=== Exercise input ===
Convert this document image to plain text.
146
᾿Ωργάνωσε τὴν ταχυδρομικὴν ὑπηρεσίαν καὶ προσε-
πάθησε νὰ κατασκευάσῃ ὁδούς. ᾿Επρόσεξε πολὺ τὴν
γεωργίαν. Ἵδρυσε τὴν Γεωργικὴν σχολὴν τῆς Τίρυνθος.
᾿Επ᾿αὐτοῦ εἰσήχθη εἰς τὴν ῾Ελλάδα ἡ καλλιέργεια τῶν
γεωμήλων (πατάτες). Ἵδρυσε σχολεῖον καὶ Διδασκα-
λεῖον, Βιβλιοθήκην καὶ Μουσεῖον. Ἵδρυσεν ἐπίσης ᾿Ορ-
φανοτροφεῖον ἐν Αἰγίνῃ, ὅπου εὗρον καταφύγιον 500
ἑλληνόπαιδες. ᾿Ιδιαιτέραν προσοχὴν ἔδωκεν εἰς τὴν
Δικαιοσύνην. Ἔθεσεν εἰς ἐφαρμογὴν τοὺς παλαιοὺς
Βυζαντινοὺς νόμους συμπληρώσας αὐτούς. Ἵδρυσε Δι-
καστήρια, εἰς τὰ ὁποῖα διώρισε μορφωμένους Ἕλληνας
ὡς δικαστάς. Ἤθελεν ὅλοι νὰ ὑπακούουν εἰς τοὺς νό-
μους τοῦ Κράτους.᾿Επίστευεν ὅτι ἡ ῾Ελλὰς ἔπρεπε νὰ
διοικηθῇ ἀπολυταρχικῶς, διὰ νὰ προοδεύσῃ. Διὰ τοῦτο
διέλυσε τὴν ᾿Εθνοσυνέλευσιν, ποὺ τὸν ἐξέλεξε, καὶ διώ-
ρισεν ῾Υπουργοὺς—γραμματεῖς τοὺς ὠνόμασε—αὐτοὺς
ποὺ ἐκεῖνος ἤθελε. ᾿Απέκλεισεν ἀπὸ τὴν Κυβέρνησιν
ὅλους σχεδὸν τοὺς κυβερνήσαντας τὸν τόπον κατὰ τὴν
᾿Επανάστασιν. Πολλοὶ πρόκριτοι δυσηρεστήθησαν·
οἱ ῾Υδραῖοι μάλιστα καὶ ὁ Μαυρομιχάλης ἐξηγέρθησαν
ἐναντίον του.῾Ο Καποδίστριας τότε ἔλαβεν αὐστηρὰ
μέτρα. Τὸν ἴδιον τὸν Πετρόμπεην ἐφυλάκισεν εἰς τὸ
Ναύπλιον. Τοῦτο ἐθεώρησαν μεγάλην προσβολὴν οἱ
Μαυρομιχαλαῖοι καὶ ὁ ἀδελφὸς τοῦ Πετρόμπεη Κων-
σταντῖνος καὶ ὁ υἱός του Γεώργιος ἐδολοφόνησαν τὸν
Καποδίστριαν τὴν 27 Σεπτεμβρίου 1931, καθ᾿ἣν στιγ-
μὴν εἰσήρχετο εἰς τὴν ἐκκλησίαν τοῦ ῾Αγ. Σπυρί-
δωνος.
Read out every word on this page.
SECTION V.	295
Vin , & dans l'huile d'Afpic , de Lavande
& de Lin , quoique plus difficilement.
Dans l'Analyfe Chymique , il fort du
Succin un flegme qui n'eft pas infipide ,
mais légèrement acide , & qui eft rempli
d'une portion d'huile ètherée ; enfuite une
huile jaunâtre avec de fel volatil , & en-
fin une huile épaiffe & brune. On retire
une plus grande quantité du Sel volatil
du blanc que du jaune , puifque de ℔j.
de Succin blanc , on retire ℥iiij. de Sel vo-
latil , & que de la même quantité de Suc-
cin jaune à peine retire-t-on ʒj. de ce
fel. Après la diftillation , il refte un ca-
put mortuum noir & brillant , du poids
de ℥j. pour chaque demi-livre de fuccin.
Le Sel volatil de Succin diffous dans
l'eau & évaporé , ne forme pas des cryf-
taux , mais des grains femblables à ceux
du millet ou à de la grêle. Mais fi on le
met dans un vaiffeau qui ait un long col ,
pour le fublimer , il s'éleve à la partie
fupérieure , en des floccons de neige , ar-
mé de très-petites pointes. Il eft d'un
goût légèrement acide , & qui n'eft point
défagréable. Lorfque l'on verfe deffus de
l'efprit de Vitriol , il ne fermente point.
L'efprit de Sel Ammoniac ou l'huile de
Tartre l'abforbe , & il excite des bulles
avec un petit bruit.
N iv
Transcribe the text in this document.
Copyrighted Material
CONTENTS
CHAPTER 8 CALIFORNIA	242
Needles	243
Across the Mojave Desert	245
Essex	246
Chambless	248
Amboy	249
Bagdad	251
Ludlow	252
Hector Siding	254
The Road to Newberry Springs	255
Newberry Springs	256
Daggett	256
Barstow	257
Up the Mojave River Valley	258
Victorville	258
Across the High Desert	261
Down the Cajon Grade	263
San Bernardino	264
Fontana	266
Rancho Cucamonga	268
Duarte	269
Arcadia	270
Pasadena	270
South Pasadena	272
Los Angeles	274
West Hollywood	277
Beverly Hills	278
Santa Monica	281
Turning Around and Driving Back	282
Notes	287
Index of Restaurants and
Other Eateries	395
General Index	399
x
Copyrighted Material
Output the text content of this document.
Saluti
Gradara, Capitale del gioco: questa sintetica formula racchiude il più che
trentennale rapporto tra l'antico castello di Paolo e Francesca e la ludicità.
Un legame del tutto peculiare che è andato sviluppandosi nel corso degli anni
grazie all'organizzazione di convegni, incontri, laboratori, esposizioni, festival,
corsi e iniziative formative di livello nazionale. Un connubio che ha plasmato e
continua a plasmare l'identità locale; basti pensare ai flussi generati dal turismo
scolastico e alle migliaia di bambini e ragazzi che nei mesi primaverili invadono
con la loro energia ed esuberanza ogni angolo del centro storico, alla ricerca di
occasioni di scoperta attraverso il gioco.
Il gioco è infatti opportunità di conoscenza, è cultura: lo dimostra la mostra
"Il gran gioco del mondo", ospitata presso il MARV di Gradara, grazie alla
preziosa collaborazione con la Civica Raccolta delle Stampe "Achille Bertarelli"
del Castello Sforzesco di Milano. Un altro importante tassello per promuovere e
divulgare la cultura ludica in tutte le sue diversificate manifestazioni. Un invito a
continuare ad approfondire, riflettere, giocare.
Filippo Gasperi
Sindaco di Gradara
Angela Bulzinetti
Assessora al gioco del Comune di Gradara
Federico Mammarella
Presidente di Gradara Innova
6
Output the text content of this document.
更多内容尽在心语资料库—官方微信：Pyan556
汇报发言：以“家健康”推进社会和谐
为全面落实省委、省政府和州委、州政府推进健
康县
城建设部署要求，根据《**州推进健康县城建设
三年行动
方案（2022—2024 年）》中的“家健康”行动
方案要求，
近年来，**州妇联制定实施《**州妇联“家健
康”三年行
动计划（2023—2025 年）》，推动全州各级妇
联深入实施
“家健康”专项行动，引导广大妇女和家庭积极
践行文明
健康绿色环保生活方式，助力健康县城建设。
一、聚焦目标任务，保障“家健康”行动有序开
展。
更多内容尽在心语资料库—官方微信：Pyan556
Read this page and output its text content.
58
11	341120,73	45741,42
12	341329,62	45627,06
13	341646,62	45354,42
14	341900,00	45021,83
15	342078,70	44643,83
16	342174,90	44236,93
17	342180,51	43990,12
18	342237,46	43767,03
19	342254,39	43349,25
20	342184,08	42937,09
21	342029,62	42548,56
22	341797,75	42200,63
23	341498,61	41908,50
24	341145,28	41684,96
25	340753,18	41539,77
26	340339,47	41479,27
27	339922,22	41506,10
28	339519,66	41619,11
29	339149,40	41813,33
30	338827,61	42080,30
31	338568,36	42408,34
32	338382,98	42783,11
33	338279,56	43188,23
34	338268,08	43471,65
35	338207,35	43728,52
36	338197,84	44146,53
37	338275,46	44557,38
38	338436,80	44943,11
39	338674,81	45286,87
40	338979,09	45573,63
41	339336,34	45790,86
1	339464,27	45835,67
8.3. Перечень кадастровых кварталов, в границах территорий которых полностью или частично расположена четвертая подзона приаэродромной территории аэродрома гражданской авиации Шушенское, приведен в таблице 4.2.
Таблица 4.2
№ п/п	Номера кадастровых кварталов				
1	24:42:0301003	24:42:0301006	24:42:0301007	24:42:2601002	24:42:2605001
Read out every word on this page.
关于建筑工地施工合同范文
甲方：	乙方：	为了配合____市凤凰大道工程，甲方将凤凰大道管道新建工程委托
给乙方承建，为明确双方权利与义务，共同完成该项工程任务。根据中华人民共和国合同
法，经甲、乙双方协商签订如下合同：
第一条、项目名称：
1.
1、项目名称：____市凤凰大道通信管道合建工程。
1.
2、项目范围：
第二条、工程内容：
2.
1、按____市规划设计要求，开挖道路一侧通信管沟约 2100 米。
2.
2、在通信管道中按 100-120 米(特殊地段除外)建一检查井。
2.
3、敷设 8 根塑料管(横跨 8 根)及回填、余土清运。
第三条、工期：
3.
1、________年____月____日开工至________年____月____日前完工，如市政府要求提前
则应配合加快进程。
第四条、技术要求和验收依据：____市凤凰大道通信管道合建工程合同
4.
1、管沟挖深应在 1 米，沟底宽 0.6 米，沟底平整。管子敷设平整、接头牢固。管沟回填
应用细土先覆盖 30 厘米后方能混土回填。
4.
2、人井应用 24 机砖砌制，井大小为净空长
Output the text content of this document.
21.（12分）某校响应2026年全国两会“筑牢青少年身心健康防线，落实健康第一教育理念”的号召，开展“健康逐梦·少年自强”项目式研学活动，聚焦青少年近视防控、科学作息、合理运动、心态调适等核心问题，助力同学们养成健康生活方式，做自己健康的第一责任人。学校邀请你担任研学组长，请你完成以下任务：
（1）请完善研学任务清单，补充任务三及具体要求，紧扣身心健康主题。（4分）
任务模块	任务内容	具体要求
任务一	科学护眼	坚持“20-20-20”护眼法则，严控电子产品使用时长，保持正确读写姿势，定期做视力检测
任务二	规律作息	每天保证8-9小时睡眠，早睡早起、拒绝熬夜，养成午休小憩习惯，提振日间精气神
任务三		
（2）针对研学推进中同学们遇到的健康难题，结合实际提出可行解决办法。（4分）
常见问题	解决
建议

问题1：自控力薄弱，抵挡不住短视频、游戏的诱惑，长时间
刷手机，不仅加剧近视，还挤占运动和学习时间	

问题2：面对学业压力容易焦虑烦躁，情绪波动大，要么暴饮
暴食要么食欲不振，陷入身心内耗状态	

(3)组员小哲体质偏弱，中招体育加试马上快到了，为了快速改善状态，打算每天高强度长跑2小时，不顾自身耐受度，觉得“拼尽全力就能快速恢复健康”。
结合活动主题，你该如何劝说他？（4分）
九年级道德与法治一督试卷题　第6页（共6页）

=== Given problem ===
Copy out each line in the preceding records that contains "кадастровых".

=== Exercise answer ===
8.3. Перечень кадастровых кварталов, в границах территорий которых полностью или частично расположена четвертая подзона приаэродромной территории аэродрома гражданской авиации Шушенское, приведен в таблице 4.2.
№ п/п	Номера кадастровых кварталов				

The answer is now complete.